» **Do this**: Write out the material exactly, with the pictures left out.

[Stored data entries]
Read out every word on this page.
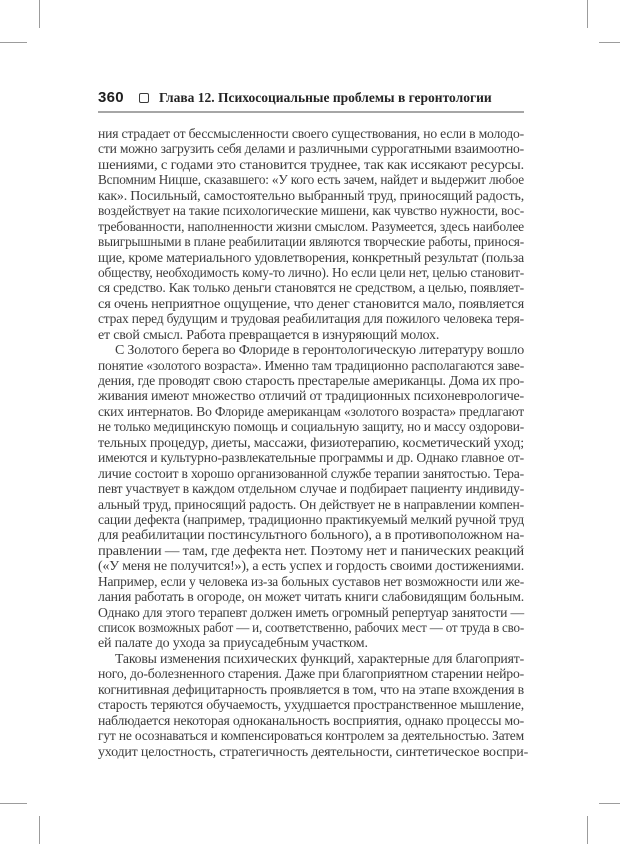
360	Глава 12. Психосоциальные проблемы в геронтологии
ния страдает от бессмысленности своего существования, но если в молодо-
сти можно загрузить себя делами и различными суррогатными взаимоотно-
шениями, с годами это становится труднее, так как иссякают ресурсы.
Вспомним Ницше, сказавшего: «У кого есть зачем, найдет и выдержит любое
как». Посильный, самостоятельно выбранный труд, приносящий радость,
воздействует на такие психологические мишени, как чувство нужности, вос-
требованности, наполненности жизни смыслом. Разумеется, здесь наиболее
выигрышными в плане реабилитации являются творческие работы, принося-
щие, кроме материального удовлетворения, конкретный результат (польза
обществу, необходимость кому-то лично). Но если цели нет, целью становит-
ся средство. Как только деньги становятся не средством, а целью, появляет-
ся очень неприятное ощущение, что денег становится мало, появляется
страх перед будущим и трудовая реабилитация для пожилого человека теря-
ет свой смысл. Работа превращается в изнуряющий молох.
С Золотого берега во Флориде в геронтологическую литературу вошло
понятие «золотого возраста». Именно там традиционно располагаются заве-
дения, где проводят свою старость престарелые американцы. Дома их про-
живания имеют множество отличий от традиционных психоневрологиче-
ских интернатов. Во Флориде американцам «золотого возраста» предлагают
не только медицинскую помощь и социальную защиту, но и массу оздорови-
тельных процедур, диеты, массажи, физиотерапию, косметический уход;
имеются и культурно-развлекательные программы и др. Однако главное от-
личие состоит в хорошо организованной службе терапии занятостью. Тера-
певт участвует в каждом отдельном случае и подбирает пациенту индивиду-
альный труд, приносящий радость. Он действует не в направлении компен-
сации дефекта (например, традиционно практикуемый мелкий ручной труд
для реабилитации постинсультного больного), а в противоположном на-
правлении — там, где дефекта нет. Поэтому нет и панических реакций
(«У меня не получится!»), а есть успех и гордость своими достижениями.
Например, если у человека из-за больных суставов нет возможности или же-
лания работать в огороде, он может читать книги слабовидящим больным.
Однако для этого терапевт должен иметь огромный репертуар занятости —
список возможных работ — и, соответственно, рабочих мест — от труда в сво-
ей палате до ухода за приусадебным участком.
Таковы изменения психических функций, характерные для благоприят-
ного, до-болезненного старения. Даже при благоприятном старении нейро-
когнитивная дефицитарность проявляется в том, что на этапе вхождения в
старость теряются обучаемость, ухудшается пространственное мышление,
наблюдается некоторая одноканальность восприятия, однако процессы мо-
гут не осознаваться и компенсироваться контролем за деятельностью. Затем
уходит целостность, стратегичность деятельности, синтетическое воспри-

» **Result below**:
Read out every word on this page.
360	Глава 12. Психосоциальные проблемы в геронтологии
ния страдает от бессмысленности своего существования, но если в молодо-
сти можно загрузить себя делами и различными суррогатными взаимоотно-
шениями, с годами это становится труднее, так как иссякают ресурсы.
Вспомним Ницше, сказавшего: «У кого есть зачем, найдет и выдержит любое
как». Посильный, самостоятельно выбранный труд, приносящий радость,
воздействует на такие психологические мишени, как чувство нужности, вос-
требованности, наполненности жизни смыслом. Разумеется, здесь наиболее
выигрышными в плане реабилитации являются творческие работы, принося-
щие, кроме материального удовлетворения, конкретный результат (польза
обществу, необходимость кому-то лично). Но если цели нет, целью становит-
ся средство. Как только деньги становятся не средством, а целью, появляет-
ся очень неприятное ощущение, что денег становится мало, появляется
страх перед будущим и трудовая реабилитация для пожилого человека теря-
ет свой смысл. Работа превращается в изнуряющий молох.
С Золотого берега во Флориде в геронтологическую литературу вошло
понятие «золотого возраста». Именно там традиционно располагаются заве-
дения, где проводят свою старость престарелые американцы. Дома их про-
живания имеют множество отличий от традиционных психоневрологиче-
ских интернатов. Во Флориде американцам «золотого возраста» предлагают
не только медицинскую помощь и социальную защиту, но и массу оздорови-
тельных процедур, диеты, массажи, физиотерапию, косметический уход;
имеются и культурно-развлекательные программы и др. Однако главное от-
личие состоит в хорошо организованной службе терапии занятостью. Тера-
певт участвует в каждом отдельном случае и подбирает пациенту индивиду-
альный труд, приносящий радость. Он действует не в направлении компен-
сации дефекта (например, традиционно практикуемый мелкий ручной труд
для реабилитации постинсультного больного), а в противоположном на-
правлении — там, где дефекта нет. Поэтому нет и панических реакций
(«У меня не получится!»), а есть успех и гордость своими достижениями.
Например, если у человека из-за больных суставов нет возможности или же-
лания работать в огороде, он может читать книги слабовидящим больным.
Однако для этого терапевт должен иметь огромный репертуар занятости —
список возможных работ — и, соответственно, рабочих мест — от труда в сво-
ей палате до ухода за приусадебным участком.
Таковы изменения психических функций, характерные для благоприят-
ного, до-болезненного старения. Даже при благоприятном старении нейро-
когнитивная дефицитарность проявляется в том, что на этапе вхождения в
старость теряются обучаемость, ухудшается пространственное мышление,
наблюдается некоторая одноканальность восприятия, однако процессы мо-
гут не осознаваться и компенсироваться контролем за деятельностью. Затем
уходит целостность, стратегичность деятельности, синтетическое воспри-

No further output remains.